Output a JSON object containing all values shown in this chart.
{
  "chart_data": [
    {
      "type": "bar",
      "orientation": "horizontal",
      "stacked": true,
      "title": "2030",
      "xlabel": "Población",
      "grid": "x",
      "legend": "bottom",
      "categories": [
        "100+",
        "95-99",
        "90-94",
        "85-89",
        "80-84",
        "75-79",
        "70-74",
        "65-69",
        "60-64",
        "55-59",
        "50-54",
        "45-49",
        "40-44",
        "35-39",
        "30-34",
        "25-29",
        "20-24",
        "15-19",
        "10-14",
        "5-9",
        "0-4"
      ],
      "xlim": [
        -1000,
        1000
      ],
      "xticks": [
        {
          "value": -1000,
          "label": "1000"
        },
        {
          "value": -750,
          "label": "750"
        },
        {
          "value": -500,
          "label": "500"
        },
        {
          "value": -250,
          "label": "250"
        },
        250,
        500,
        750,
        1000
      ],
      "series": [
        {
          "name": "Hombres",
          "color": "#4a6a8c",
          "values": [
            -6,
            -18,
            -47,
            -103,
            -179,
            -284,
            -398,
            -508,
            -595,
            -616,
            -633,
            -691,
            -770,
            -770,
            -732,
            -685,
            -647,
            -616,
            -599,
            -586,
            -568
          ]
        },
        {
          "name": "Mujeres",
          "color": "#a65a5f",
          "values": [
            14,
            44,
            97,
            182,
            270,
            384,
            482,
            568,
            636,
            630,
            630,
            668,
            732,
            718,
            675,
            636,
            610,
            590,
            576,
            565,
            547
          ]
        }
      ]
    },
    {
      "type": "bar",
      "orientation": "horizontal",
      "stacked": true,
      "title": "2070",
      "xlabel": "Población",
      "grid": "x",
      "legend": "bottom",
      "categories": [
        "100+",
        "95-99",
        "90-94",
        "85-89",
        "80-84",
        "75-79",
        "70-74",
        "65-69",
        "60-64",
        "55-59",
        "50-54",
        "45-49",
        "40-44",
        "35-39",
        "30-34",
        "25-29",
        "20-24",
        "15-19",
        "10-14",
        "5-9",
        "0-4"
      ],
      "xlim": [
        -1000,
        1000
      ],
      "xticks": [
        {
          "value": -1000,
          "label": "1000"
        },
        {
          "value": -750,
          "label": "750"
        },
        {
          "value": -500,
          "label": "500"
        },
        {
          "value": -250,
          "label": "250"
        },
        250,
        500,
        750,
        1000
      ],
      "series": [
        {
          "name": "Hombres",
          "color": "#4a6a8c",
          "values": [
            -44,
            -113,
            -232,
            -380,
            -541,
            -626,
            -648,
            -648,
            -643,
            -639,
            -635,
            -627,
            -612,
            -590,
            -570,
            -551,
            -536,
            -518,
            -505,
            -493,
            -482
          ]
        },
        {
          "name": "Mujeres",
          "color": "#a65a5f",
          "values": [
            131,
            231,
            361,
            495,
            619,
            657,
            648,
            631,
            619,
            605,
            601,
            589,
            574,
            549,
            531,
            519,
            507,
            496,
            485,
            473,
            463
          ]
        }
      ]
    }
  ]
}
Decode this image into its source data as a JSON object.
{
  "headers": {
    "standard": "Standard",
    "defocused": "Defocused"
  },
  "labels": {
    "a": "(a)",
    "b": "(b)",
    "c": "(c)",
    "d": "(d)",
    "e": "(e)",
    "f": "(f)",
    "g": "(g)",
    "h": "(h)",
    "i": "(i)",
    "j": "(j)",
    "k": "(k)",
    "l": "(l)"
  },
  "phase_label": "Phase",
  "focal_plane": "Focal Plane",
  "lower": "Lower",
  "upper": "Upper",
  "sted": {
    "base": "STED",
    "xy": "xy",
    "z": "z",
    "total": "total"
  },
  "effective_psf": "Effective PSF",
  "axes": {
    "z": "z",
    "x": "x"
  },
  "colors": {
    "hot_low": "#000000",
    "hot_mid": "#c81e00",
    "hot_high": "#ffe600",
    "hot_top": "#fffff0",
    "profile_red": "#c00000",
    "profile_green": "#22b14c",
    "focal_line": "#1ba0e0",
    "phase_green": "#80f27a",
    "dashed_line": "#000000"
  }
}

YOUR INSTRUCTIONS. Output the full listing exactly as it stands.

EXERCISE RESULT.
Output a JSON object containing all values shown in this chart.
{
  "chart_data": [
    {
      "type": "bar",
      "orientation": "horizontal",
      "stacked": true,
      "title": "2030",
      "xlabel": "Población",
      "grid": "x",
      "legend": "bottom",
      "categories": [
        "100+",
        "95-99",
        "90-94",
        "85-89",
        "80-84",
        "75-79",
        "70-74",
        "65-69",
        "60-64",
        "55-59",
        "50-54",
        "45-49",
        "40-44",
        "35-39",
        "30-34",
        "25-29",
        "20-24",
        "15-19",
        "10-14",
        "5-9",
        "0-4"
      ],
      "xlim": [
        -1000,
        1000
      ],
      "xticks": [
        {
          "value": -1000,
          "label": "1000"
        },
        {
          "value": -750,
          "label": "750"
        },
        {
          "value": -500,
          "label": "500"
        },
        {
          "value": -250,
          "label": "250"
        },
        250,
        500,
        750,
        1000
      ],
      "series": [
        {
          "name": "Hombres",
          "color": "#4a6a8c",
          "values": [
            -6,
            -18,
            -47,
            -103,
            -179,
            -284,
            -398,
            -508,
            -595,
            -616,
            -633,
            -691,
            -770,
            -770,
            -732,
            -685,
            -647,
            -616,
            -599,
            -586,
            -568
          ]
        },
        {
          "name": "Mujeres",
          "color": "#a65a5f",
          "values": [
            14,
            44,
            97,
            182,
            270,
            384,
            482,
            568,
            636,
            630,
            630,
            668,
            732,
            718,
            675,
            636,
            610,
            590,
            576,
            565,
            547
          ]
        }
      ]
    },
    {
      "type": "bar",
      "orientation": "horizontal",
      "stacked": true,
      "title": "2070",
      "xlabel": "Población",
      "grid": "x",
      "legend": "bottom",
      "categories": [
        "100+",
        "95-99",
        "90-94",
        "85-89",
        "80-84",
        "75-79",
        "70-74",
        "65-69",
        "60-64",
        "55-59",
        "50-54",
        "45-49",
        "40-44",
        "35-39",
        "30-34",
        "25-29",
        "20-24",
        "15-19",
        "10-14",
        "5-9",
        "0-4"
      ],
      "xlim": [
        -1000,
        1000
      ],
      "xticks": [
        {
          "value": -1000,
          "label": "1000"
        },
        {
          "value": -750,
          "label": "750"
        },
        {
          "value": -500,
          "label": "500"
        },
        {
          "value": -250,
          "label": "250"
        },
        250,
        500,
        750,
        1000
      ],
      "series": [
        {
          "name": "Hombres",
          "color": "#4a6a8c",
          "values": [
            -44,
            -113,
            -232,
            -380,
            -541,
            -626,
            -648,
            -648,
            -643,
            -639,
            -635,
            -627,
            -612,
            -590,
            -570,
            -551,
            -536,
            -518,
            -505,
            -493,
            -482
          ]
        },
        {
          "name": "Mujeres",
          "color": "#a65a5f",
          "values": [
            131,
            231,
            361,
            495,
            619,
            657,
            648,
            631,
            619,
            605,
            601,
            589,
            574,
            549,
            531,
            519,
            507,
            496,
            485,
            473,
            463
          ]
        }
      ]
    }
  ]
}
Decode this image into its source data as a JSON object.
{
  "headers": {
    "standard": "Standard",
    "defocused": "Defocused"
  },
  "labels": {
    "a": "(a)",
    "b": "(b)",
    "c": "(c)",
    "d": "(d)",
    "e": "(e)",
    "f": "(f)",
    "g": "(g)",
    "h": "(h)",
    "i": "(i)",
    "j": "(j)",
    "k": "(k)",
    "l": "(l)"
  },
  "phase_label": "Phase",
  "focal_plane": "Focal Plane",
  "lower": "Lower",
  "upper": "Upper",
  "sted": {
    "base": "STED",
    "xy": "xy",
    "z": "z",
    "total": "total"
  },
  "effective_psf": "Effective PSF",
  "axes": {
    "z": "z",
    "x": "x"
  },
  "colors": {
    "hot_low": "#000000",
    "hot_mid": "#c81e00",
    "hot_high": "#ffe600",
    "hot_top": "#fffff0",
    "profile_red": "#c00000",
    "profile_green": "#22b14c",
    "focal_line": "#1ba0e0",
    "phase_green": "#80f27a",
    "dashed_line": "#000000"
  }
}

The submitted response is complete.